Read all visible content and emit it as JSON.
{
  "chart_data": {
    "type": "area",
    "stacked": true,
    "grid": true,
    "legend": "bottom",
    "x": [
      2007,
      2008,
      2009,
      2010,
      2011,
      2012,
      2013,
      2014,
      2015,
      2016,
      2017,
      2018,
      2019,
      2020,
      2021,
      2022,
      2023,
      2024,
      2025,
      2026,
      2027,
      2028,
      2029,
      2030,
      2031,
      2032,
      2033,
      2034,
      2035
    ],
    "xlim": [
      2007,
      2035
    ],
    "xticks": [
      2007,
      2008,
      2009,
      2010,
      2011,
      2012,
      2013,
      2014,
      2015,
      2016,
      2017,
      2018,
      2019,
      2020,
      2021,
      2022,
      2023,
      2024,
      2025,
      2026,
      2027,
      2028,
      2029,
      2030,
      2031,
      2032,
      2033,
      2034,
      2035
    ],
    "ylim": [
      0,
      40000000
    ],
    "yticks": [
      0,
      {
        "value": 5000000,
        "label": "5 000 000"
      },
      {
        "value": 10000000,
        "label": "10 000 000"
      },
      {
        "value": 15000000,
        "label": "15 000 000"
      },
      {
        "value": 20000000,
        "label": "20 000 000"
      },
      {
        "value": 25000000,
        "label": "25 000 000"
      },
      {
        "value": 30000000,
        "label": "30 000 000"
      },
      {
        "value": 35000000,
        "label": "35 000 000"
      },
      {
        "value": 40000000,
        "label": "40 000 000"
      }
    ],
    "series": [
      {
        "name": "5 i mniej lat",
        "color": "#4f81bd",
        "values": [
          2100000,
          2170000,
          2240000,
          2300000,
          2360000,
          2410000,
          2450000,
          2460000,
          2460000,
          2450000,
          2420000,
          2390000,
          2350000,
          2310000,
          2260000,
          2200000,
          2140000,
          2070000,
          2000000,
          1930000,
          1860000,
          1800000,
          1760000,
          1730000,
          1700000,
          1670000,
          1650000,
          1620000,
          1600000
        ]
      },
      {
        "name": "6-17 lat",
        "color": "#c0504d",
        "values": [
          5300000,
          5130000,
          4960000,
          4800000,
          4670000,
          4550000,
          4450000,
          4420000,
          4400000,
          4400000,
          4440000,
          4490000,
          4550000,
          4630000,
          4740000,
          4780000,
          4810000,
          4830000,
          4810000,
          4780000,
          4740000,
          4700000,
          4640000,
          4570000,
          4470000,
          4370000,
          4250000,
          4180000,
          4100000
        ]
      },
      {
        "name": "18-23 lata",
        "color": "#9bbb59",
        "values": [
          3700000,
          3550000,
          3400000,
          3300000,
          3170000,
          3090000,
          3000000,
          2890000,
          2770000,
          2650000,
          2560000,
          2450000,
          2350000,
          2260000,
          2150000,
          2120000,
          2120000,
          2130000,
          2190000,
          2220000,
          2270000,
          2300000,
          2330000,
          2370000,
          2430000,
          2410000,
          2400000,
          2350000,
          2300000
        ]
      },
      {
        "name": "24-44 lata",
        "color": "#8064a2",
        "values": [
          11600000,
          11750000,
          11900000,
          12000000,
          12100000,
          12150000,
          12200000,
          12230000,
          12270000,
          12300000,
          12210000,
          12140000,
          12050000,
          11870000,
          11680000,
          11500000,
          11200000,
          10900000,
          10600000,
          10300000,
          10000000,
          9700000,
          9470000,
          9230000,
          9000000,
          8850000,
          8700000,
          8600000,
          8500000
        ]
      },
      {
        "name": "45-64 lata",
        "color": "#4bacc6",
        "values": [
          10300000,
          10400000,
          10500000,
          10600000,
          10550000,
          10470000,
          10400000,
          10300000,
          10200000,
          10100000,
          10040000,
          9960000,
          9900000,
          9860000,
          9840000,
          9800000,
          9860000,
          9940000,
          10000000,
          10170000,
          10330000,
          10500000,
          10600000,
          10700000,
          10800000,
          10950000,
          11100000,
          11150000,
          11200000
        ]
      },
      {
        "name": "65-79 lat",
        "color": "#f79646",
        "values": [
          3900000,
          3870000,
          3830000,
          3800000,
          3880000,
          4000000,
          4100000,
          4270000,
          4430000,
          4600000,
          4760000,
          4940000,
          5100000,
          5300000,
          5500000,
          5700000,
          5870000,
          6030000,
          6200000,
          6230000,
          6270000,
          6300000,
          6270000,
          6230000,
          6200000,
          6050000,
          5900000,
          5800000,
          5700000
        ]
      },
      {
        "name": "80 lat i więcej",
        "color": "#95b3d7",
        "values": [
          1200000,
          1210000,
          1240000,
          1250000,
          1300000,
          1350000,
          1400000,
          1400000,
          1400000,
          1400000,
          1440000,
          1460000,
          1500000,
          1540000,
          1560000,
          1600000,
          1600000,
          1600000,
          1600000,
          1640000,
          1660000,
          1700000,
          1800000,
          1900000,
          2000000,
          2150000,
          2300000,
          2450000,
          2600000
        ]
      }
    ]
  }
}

_Required task_
Pull out every line in the data above that has the word "name".

_Task response_
        "name": "5 i mniej lat",
        "name": "6-17 lat",
        "name": "18-23 lata",
        "name": "24-44 lata",
        "name": "45-64 lata",
        "name": "65-79 lat",
        "name": "80 lat i więcej",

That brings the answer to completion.